Tally the lines below that contain "skoczni". The number is the whole answer.

(Stored records)
──────────

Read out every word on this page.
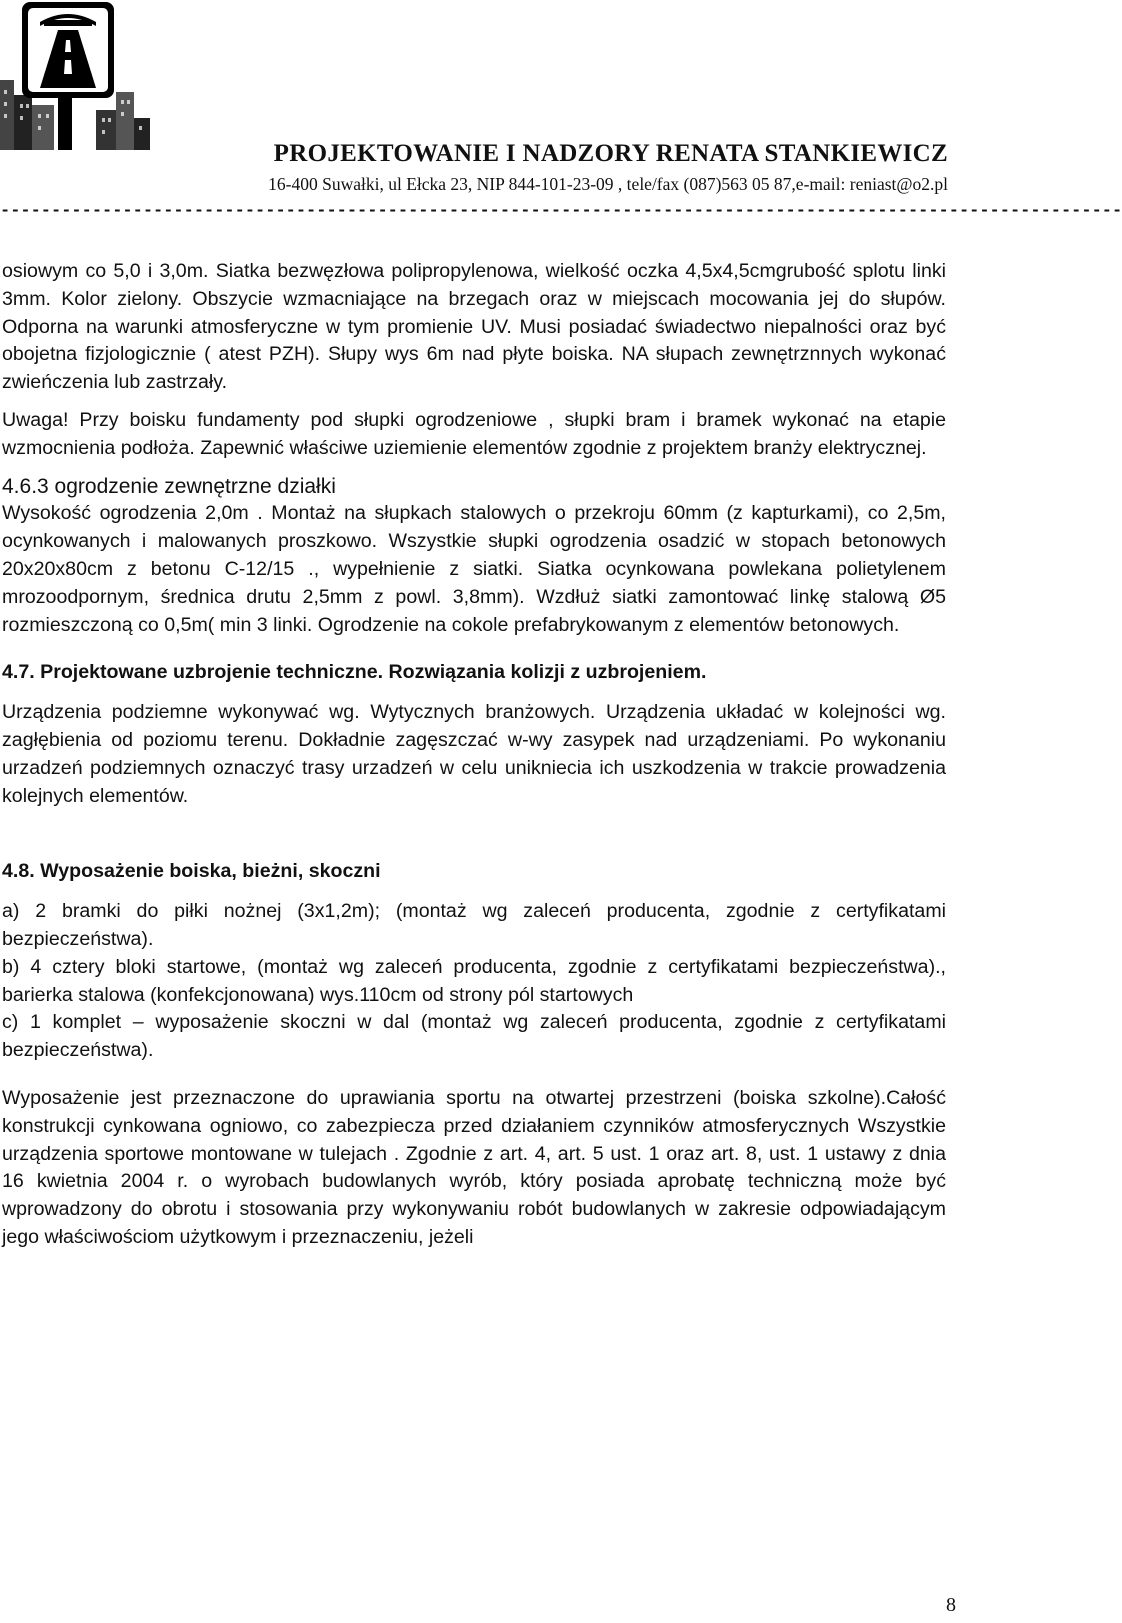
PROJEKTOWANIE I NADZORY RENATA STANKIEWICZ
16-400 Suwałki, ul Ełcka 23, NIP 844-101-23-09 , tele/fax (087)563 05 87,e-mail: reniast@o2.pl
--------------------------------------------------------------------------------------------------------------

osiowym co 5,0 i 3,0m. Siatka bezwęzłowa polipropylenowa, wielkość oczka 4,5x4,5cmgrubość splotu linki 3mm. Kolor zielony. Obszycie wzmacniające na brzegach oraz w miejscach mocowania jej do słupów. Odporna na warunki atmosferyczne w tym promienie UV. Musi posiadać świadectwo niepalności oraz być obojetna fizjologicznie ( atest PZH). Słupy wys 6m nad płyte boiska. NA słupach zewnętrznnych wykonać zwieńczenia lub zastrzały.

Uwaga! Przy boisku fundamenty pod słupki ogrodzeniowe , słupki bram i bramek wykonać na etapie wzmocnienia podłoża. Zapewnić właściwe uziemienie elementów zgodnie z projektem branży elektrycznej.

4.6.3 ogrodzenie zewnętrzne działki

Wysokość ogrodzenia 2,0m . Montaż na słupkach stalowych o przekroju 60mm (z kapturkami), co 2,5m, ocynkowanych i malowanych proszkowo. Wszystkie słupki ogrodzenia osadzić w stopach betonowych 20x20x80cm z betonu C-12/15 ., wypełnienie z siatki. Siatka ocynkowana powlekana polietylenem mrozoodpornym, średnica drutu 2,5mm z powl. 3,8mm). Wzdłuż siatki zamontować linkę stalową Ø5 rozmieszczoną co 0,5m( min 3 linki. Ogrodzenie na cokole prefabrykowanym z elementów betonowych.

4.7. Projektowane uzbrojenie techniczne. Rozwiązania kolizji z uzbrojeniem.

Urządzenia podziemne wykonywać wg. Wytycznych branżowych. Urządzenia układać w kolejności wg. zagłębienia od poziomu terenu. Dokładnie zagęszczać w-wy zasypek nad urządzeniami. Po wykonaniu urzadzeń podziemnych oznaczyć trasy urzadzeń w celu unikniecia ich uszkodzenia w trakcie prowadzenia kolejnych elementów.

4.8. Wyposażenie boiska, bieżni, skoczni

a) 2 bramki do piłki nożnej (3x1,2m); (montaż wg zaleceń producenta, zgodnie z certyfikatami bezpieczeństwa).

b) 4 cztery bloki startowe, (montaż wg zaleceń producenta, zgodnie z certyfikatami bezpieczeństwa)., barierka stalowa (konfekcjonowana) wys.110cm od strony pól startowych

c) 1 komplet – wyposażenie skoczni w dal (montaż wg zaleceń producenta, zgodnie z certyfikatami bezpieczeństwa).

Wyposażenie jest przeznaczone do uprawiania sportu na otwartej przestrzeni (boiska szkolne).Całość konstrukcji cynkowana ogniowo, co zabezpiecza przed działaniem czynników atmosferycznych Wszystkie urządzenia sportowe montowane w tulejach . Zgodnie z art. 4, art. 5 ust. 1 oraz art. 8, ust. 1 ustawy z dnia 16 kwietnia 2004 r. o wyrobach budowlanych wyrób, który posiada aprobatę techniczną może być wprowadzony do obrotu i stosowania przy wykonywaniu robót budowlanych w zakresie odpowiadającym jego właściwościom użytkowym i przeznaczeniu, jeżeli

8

──────────

:: Completed exercise ::
2